- _Work to do_
Beginning at the line that contains "What does this", transcribe the remaining lines of the listing exactly; include the final line and omit everything before.

■ ■ ■ ■ ■

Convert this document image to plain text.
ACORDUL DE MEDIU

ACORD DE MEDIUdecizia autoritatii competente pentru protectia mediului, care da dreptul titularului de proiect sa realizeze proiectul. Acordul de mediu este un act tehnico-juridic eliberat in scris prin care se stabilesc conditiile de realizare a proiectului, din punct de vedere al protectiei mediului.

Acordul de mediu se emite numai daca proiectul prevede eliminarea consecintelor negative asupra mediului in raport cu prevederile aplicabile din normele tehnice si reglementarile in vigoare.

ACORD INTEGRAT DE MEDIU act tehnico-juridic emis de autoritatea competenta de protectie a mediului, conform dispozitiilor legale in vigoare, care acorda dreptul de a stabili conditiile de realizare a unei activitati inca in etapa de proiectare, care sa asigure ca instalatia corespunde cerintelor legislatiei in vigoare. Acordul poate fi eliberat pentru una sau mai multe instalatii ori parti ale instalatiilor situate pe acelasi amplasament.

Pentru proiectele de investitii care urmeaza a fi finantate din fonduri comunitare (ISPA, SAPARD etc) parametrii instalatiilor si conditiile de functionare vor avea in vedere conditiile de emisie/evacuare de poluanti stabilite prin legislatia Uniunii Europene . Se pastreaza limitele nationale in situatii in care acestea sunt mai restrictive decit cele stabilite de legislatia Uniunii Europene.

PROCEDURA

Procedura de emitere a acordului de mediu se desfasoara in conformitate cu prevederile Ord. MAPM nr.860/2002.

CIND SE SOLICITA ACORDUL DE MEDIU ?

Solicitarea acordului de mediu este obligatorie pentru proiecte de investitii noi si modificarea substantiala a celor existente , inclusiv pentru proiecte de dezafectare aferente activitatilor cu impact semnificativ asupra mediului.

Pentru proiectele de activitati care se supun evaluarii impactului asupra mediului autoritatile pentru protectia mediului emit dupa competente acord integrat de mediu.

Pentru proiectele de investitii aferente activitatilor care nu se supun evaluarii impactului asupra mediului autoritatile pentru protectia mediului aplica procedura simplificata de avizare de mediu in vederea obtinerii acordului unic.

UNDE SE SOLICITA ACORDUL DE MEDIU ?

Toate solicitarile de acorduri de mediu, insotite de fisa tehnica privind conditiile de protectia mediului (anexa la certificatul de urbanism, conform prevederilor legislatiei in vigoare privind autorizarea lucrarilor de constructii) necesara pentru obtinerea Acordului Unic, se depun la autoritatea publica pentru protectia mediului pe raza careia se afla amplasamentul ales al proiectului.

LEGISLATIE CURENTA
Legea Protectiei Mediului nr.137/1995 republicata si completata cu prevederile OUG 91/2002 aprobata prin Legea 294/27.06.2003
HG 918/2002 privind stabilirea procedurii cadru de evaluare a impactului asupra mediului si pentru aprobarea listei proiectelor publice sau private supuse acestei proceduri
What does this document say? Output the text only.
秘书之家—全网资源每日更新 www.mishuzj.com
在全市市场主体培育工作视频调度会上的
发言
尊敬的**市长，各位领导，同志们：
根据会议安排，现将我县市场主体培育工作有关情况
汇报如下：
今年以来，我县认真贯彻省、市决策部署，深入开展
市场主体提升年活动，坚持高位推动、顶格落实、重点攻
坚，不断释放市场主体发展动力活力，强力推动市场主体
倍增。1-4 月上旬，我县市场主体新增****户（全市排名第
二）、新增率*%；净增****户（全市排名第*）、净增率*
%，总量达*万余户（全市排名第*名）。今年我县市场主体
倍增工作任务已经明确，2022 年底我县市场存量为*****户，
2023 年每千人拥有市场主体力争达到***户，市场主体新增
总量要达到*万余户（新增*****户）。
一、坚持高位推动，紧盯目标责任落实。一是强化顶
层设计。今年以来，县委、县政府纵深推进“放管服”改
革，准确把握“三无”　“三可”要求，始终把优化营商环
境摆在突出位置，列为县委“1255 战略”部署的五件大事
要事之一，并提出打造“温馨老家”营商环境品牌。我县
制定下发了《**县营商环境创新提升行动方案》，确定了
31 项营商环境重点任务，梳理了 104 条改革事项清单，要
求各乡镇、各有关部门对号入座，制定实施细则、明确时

■ ■ ■ ■ ■

- _Result below_
What does this document say? Output the text only.
秘书之家—全网资源每日更新 www.mishuzj.com
在全市市场主体培育工作视频调度会上的
发言
尊敬的**市长，各位领导，同志们：
根据会议安排，现将我县市场主体培育工作有关情况
汇报如下：
今年以来，我县认真贯彻省、市决策部署，深入开展
市场主体提升年活动，坚持高位推动、顶格落实、重点攻
坚，不断释放市场主体发展动力活力，强力推动市场主体
倍增。1-4 月上旬，我县市场主体新增****户（全市排名第
二）、新增率*%；净增****户（全市排名第*）、净增率*
%，总量达*万余户（全市排名第*名）。今年我县市场主体
倍增工作任务已经明确，2022 年底我县市场存量为*****户，
2023 年每千人拥有市场主体力争达到***户，市场主体新增
总量要达到*万余户（新增*****户）。
一、坚持高位推动，紧盯目标责任落实。一是强化顶
层设计。今年以来，县委、县政府纵深推进“放管服”改
革，准确把握“三无”　“三可”要求，始终把优化营商环
境摆在突出位置，列为县委“1255 战略”部署的五件大事
要事之一，并提出打造“温馨老家”营商环境品牌。我县
制定下发了《**县营商环境创新提升行动方案》，确定了
31 项营商环境重点任务，梳理了 104 条改革事项清单，要
求各乡镇、各有关部门对号入座，制定实施细则、明确时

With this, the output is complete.